▶ Data excerpts
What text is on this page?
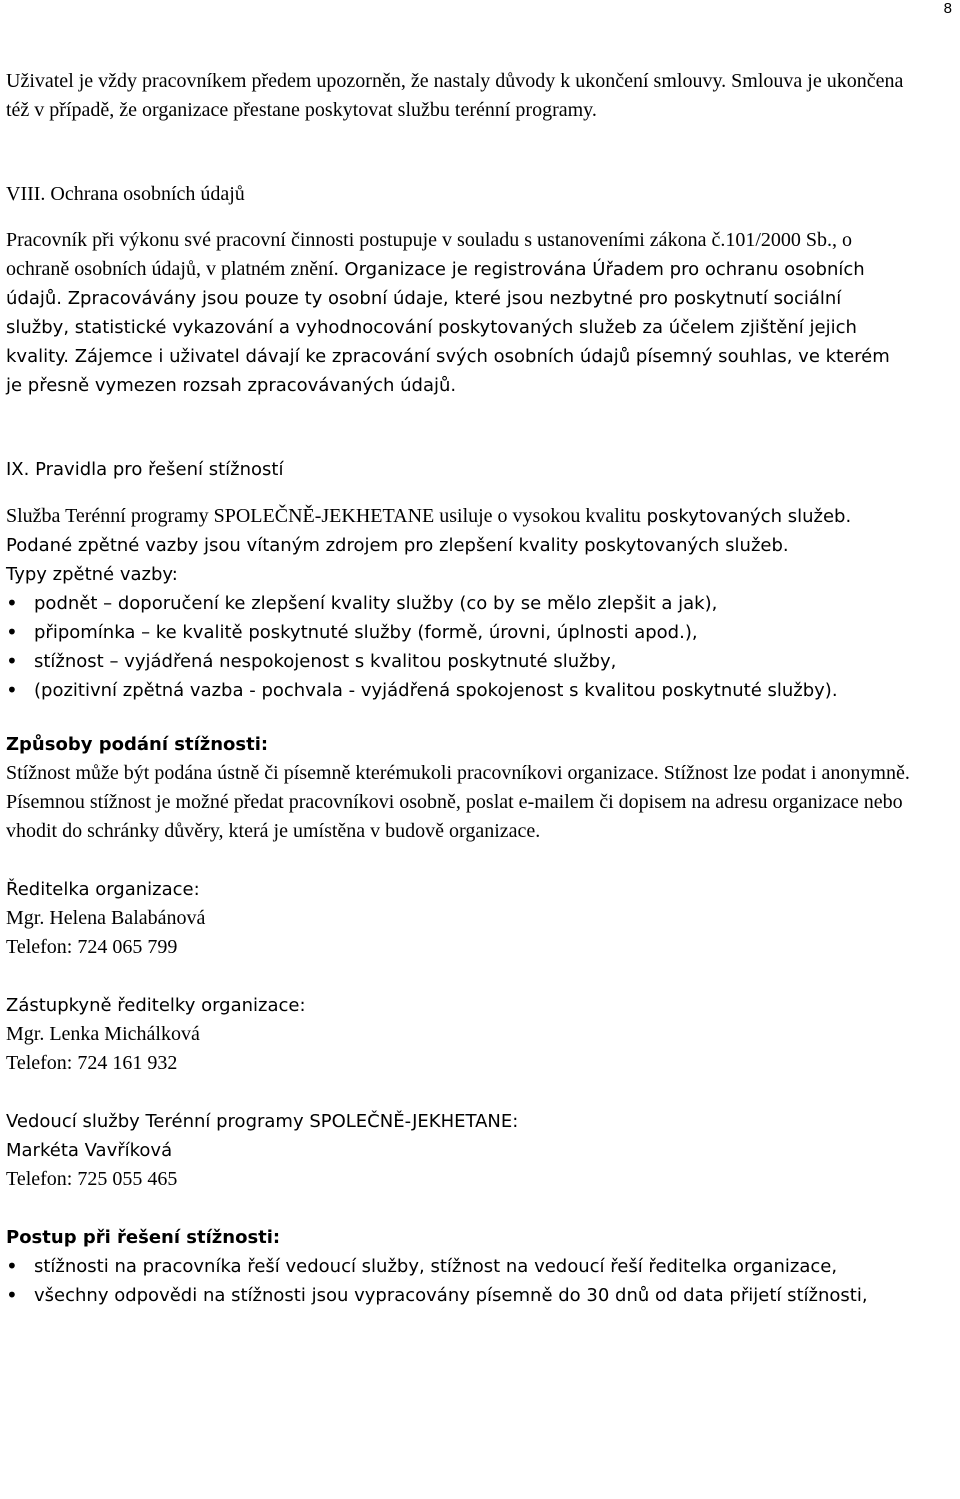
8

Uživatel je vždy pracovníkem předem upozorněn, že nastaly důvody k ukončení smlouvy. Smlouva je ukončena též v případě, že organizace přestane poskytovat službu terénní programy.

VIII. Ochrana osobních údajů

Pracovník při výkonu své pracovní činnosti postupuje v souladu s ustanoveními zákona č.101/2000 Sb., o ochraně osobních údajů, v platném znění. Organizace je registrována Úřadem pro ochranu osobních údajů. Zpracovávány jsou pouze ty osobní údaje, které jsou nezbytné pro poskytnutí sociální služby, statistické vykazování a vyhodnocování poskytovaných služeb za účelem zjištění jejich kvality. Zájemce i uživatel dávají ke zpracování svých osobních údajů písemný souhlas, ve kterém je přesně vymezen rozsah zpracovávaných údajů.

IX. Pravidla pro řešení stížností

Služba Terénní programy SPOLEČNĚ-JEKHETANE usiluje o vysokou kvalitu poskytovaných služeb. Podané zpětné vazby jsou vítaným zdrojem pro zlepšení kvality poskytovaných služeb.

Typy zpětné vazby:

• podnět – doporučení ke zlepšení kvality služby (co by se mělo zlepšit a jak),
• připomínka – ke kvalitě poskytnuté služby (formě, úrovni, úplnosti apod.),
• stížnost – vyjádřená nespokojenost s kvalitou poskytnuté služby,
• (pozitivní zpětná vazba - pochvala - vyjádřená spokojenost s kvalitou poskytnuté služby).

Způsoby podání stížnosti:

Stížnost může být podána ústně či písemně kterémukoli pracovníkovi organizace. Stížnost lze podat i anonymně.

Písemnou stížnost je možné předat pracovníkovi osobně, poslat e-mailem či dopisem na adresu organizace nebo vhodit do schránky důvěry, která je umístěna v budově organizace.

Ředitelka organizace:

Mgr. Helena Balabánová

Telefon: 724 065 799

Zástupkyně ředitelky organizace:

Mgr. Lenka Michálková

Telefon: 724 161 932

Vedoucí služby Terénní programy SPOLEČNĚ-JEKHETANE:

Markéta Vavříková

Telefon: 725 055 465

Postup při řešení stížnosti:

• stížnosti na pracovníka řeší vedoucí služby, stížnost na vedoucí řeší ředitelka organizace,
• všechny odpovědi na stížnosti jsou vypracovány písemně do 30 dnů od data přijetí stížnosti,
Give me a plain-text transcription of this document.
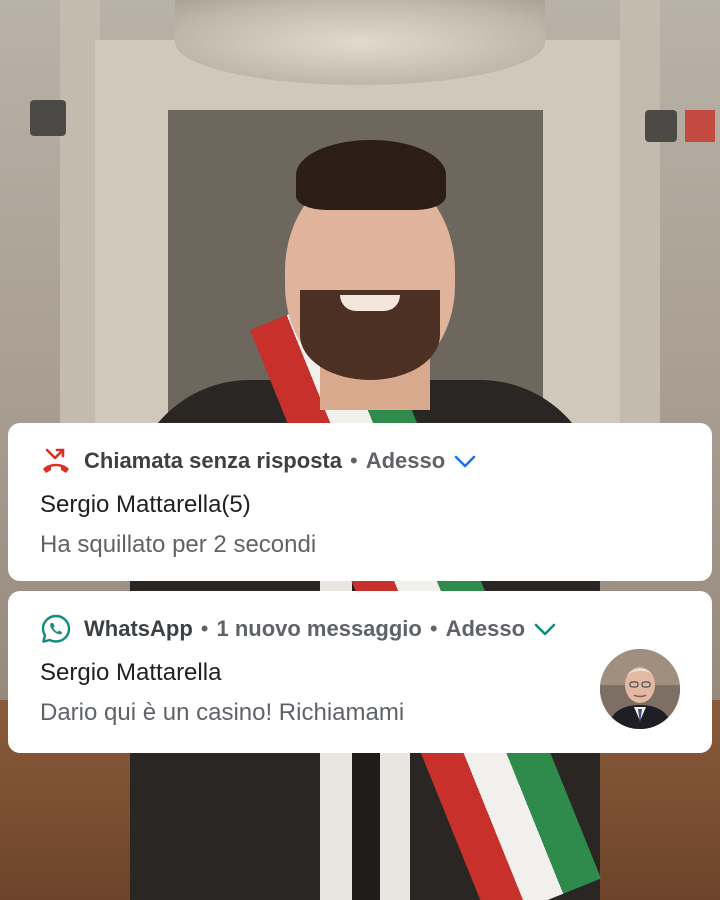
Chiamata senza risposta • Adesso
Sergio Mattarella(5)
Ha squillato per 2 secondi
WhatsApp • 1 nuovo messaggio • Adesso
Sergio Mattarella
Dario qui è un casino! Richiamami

▶ Goal of the exercise
Count how many lines of the listing above include "řešení" and report that number alone.

▶ Exercise output
2